Objective: Reproduce the material in full, unchanged.

>> BEGIN Recorded data

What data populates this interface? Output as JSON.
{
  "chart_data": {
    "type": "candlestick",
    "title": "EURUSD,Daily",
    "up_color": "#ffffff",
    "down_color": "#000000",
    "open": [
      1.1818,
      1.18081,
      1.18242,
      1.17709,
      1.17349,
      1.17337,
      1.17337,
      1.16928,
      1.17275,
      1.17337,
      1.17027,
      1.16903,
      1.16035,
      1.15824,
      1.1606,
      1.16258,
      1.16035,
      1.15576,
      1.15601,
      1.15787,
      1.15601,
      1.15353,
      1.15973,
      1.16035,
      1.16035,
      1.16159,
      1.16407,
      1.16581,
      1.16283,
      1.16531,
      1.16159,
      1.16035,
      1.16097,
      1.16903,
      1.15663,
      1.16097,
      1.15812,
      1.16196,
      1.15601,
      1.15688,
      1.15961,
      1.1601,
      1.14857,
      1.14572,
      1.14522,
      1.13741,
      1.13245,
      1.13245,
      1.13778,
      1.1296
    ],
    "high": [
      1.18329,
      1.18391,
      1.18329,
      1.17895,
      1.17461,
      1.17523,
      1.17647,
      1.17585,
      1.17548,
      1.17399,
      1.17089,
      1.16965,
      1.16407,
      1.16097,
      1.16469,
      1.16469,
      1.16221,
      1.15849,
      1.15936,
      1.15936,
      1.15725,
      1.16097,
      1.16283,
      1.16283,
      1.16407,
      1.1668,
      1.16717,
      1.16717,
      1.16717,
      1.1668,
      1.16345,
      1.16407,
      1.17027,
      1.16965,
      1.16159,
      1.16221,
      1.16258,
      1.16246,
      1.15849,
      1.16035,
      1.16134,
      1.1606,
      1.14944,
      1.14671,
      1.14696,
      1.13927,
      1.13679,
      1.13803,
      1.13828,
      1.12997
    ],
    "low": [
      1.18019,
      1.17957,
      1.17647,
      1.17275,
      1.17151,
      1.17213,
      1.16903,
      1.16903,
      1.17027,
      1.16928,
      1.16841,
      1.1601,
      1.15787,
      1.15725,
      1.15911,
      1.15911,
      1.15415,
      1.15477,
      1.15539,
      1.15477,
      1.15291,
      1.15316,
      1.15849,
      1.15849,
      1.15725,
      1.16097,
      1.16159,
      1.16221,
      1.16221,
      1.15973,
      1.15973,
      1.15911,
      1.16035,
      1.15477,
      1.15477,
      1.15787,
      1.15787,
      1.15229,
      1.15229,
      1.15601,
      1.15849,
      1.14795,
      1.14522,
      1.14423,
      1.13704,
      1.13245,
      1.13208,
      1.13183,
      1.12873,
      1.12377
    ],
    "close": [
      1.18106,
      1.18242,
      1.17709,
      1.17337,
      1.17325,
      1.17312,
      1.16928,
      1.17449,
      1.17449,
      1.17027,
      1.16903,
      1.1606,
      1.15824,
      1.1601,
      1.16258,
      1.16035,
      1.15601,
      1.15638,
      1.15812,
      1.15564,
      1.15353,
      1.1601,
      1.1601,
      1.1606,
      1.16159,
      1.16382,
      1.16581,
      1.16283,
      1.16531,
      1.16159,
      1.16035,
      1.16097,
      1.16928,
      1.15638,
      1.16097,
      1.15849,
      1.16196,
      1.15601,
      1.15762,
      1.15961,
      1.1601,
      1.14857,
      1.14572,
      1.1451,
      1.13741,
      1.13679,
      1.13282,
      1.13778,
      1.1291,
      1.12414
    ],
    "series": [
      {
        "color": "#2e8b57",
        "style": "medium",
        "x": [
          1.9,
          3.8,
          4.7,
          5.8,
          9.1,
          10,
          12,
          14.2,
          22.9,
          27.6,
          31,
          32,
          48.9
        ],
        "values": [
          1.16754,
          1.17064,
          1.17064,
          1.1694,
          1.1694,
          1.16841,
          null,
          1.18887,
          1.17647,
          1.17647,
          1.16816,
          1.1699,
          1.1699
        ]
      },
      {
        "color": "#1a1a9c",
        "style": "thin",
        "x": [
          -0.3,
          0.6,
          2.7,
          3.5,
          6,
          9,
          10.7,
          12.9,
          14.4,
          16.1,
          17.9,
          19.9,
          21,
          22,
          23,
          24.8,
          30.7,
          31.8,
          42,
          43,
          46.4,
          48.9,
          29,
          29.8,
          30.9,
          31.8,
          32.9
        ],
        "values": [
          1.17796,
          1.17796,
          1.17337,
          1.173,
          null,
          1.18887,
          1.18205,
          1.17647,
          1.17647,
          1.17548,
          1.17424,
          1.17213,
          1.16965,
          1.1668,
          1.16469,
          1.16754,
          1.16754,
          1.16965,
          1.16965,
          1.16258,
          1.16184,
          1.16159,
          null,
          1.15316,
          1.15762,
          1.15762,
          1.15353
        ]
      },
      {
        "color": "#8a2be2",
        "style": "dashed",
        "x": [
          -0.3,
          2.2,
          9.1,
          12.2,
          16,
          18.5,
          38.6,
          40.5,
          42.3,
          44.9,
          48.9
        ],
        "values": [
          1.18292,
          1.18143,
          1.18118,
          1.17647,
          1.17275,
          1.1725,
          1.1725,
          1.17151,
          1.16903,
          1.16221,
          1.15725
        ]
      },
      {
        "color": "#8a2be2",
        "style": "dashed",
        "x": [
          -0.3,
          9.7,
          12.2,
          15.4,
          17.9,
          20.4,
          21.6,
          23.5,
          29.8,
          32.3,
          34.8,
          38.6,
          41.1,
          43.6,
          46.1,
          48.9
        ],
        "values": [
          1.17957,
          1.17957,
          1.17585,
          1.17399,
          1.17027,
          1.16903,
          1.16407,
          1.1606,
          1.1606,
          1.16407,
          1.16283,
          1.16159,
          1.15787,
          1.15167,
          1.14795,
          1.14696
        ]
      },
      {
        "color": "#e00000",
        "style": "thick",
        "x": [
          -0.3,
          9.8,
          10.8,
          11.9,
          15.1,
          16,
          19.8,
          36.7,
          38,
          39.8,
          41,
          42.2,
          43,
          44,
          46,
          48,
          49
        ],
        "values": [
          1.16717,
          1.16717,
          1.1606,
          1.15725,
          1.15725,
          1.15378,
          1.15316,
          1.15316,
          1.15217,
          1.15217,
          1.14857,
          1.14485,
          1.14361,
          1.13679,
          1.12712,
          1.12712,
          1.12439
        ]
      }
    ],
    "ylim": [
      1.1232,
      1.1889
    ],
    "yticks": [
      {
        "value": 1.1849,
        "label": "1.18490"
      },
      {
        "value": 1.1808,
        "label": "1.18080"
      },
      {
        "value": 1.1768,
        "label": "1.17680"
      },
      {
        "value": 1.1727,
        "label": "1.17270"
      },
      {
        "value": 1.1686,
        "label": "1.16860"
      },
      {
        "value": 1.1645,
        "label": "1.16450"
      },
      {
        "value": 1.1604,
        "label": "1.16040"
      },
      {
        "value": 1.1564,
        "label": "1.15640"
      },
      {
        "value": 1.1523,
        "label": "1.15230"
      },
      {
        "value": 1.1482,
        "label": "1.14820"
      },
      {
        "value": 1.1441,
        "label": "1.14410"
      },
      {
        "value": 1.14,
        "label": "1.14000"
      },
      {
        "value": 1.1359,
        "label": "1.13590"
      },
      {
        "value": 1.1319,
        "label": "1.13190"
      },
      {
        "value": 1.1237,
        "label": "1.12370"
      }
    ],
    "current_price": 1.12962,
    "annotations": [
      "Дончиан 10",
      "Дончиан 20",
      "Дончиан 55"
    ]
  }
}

>> END Recorded data

Exercise result:
What data populates this interface? Output as JSON.
{
  "chart_data": {
    "type": "candlestick",
    "title": "EURUSD,Daily",
    "up_color": "#ffffff",
    "down_color": "#000000",
    "open": [
      1.1818,
      1.18081,
      1.18242,
      1.17709,
      1.17349,
      1.17337,
      1.17337,
      1.16928,
      1.17275,
      1.17337,
      1.17027,
      1.16903,
      1.16035,
      1.15824,
      1.1606,
      1.16258,
      1.16035,
      1.15576,
      1.15601,
      1.15787,
      1.15601,
      1.15353,
      1.15973,
      1.16035,
      1.16035,
      1.16159,
      1.16407,
      1.16581,
      1.16283,
      1.16531,
      1.16159,
      1.16035,
      1.16097,
      1.16903,
      1.15663,
      1.16097,
      1.15812,
      1.16196,
      1.15601,
      1.15688,
      1.15961,
      1.1601,
      1.14857,
      1.14572,
      1.14522,
      1.13741,
      1.13245,
      1.13245,
      1.13778,
      1.1296
    ],
    "high": [
      1.18329,
      1.18391,
      1.18329,
      1.17895,
      1.17461,
      1.17523,
      1.17647,
      1.17585,
      1.17548,
      1.17399,
      1.17089,
      1.16965,
      1.16407,
      1.16097,
      1.16469,
      1.16469,
      1.16221,
      1.15849,
      1.15936,
      1.15936,
      1.15725,
      1.16097,
      1.16283,
      1.16283,
      1.16407,
      1.1668,
      1.16717,
      1.16717,
      1.16717,
      1.1668,
      1.16345,
      1.16407,
      1.17027,
      1.16965,
      1.16159,
      1.16221,
      1.16258,
      1.16246,
      1.15849,
      1.16035,
      1.16134,
      1.1606,
      1.14944,
      1.14671,
      1.14696,
      1.13927,
      1.13679,
      1.13803,
      1.13828,
      1.12997
    ],
    "low": [
      1.18019,
      1.17957,
      1.17647,
      1.17275,
      1.17151,
      1.17213,
      1.16903,
      1.16903,
      1.17027,
      1.16928,
      1.16841,
      1.1601,
      1.15787,
      1.15725,
      1.15911,
      1.15911,
      1.15415,
      1.15477,
      1.15539,
      1.15477,
      1.15291,
      1.15316,
      1.15849,
      1.15849,
      1.15725,
      1.16097,
      1.16159,
      1.16221,
      1.16221,
      1.15973,
      1.15973,
      1.15911,
      1.16035,
      1.15477,
      1.15477,
      1.15787,
      1.15787,
      1.15229,
      1.15229,
      1.15601,
      1.15849,
      1.14795,
      1.14522,
      1.14423,
      1.13704,
      1.13245,
      1.13208,
      1.13183,
      1.12873,
      1.12377
    ],
    "close": [
      1.18106,
      1.18242,
      1.17709,
      1.17337,
      1.17325,
      1.17312,
      1.16928,
      1.17449,
      1.17449,
      1.17027,
      1.16903,
      1.1606,
      1.15824,
      1.1601,
      1.16258,
      1.16035,
      1.15601,
      1.15638,
      1.15812,
      1.15564,
      1.15353,
      1.1601,
      1.1601,
      1.1606,
      1.16159,
      1.16382,
      1.16581,
      1.16283,
      1.16531,
      1.16159,
      1.16035,
      1.16097,
      1.16928,
      1.15638,
      1.16097,
      1.15849,
      1.16196,
      1.15601,
      1.15762,
      1.15961,
      1.1601,
      1.14857,
      1.14572,
      1.1451,
      1.13741,
      1.13679,
      1.13282,
      1.13778,
      1.1291,
      1.12414
    ],
    "series": [
      {
        "color": "#2e8b57",
        "style": "medium",
        "x": [
          1.9,
          3.8,
          4.7,
          5.8,
          9.1,
          10,
          12,
          14.2,
          22.9,
          27.6,
          31,
          32,
          48.9
        ],
        "values": [
          1.16754,
          1.17064,
          1.17064,
          1.1694,
          1.1694,
          1.16841,
          null,
          1.18887,
          1.17647,
          1.17647,
          1.16816,
          1.1699,
          1.1699
        ]
      },
      {
        "color": "#1a1a9c",
        "style": "thin",
        "x": [
          -0.3,
          0.6,
          2.7,
          3.5,
          6,
          9,
          10.7,
          12.9,
          14.4,
          16.1,
          17.9,
          19.9,
          21,
          22,
          23,
          24.8,
          30.7,
          31.8,
          42,
          43,
          46.4,
          48.9,
          29,
          29.8,
          30.9,
          31.8,
          32.9
        ],
        "values": [
          1.17796,
          1.17796,
          1.17337,
          1.173,
          null,
          1.18887,
          1.18205,
          1.17647,
          1.17647,
          1.17548,
          1.17424,
          1.17213,
          1.16965,
          1.1668,
          1.16469,
          1.16754,
          1.16754,
          1.16965,
          1.16965,
          1.16258,
          1.16184,
          1.16159,
          null,
          1.15316,
          1.15762,
          1.15762,
          1.15353
        ]
      },
      {
        "color": "#8a2be2",
        "style": "dashed",
        "x": [
          -0.3,
          2.2,
          9.1,
          12.2,
          16,
          18.5,
          38.6,
          40.5,
          42.3,
          44.9,
          48.9
        ],
        "values": [
          1.18292,
          1.18143,
          1.18118,
          1.17647,
          1.17275,
          1.1725,
          1.1725,
          1.17151,
          1.16903,
          1.16221,
          1.15725
        ]
      },
      {
        "color": "#8a2be2",
        "style": "dashed",
        "x": [
          -0.3,
          9.7,
          12.2,
          15.4,
          17.9,
          20.4,
          21.6,
          23.5,
          29.8,
          32.3,
          34.8,
          38.6,
          41.1,
          43.6,
          46.1,
          48.9
        ],
        "values": [
          1.17957,
          1.17957,
          1.17585,
          1.17399,
          1.17027,
          1.16903,
          1.16407,
          1.1606,
          1.1606,
          1.16407,
          1.16283,
          1.16159,
          1.15787,
          1.15167,
          1.14795,
          1.14696
        ]
      },
      {
        "color": "#e00000",
        "style": "thick",
        "x": [
          -0.3,
          9.8,
          10.8,
          11.9,
          15.1,
          16,
          19.8,
          36.7,
          38,
          39.8,
          41,
          42.2,
          43,
          44,
          46,
          48,
          49
        ],
        "values": [
          1.16717,
          1.16717,
          1.1606,
          1.15725,
          1.15725,
          1.15378,
          1.15316,
          1.15316,
          1.15217,
          1.15217,
          1.14857,
          1.14485,
          1.14361,
          1.13679,
          1.12712,
          1.12712,
          1.12439
        ]
      }
    ],
    "ylim": [
      1.1232,
      1.1889
    ],
    "yticks": [
      {
        "value": 1.1849,
        "label": "1.18490"
      },
      {
        "value": 1.1808,
        "label": "1.18080"
      },
      {
        "value": 1.1768,
        "label": "1.17680"
      },
      {
        "value": 1.1727,
        "label": "1.17270"
      },
      {
        "value": 1.1686,
        "label": "1.16860"
      },
      {
        "value": 1.1645,
        "label": "1.16450"
      },
      {
        "value": 1.1604,
        "label": "1.16040"
      },
      {
        "value": 1.1564,
        "label": "1.15640"
      },
      {
        "value": 1.1523,
        "label": "1.15230"
      },
      {
        "value": 1.1482,
        "label": "1.14820"
      },
      {
        "value": 1.1441,
        "label": "1.14410"
      },
      {
        "value": 1.14,
        "label": "1.14000"
      },
      {
        "value": 1.1359,
        "label": "1.13590"
      },
      {
        "value": 1.1319,
        "label": "1.13190"
      },
      {
        "value": 1.1237,
        "label": "1.12370"
      }
    ],
    "current_price": 1.12962,
    "annotations": [
      "Дончиан 10",
      "Дончиан 20",
      "Дончиан 55"
    ]
  }
}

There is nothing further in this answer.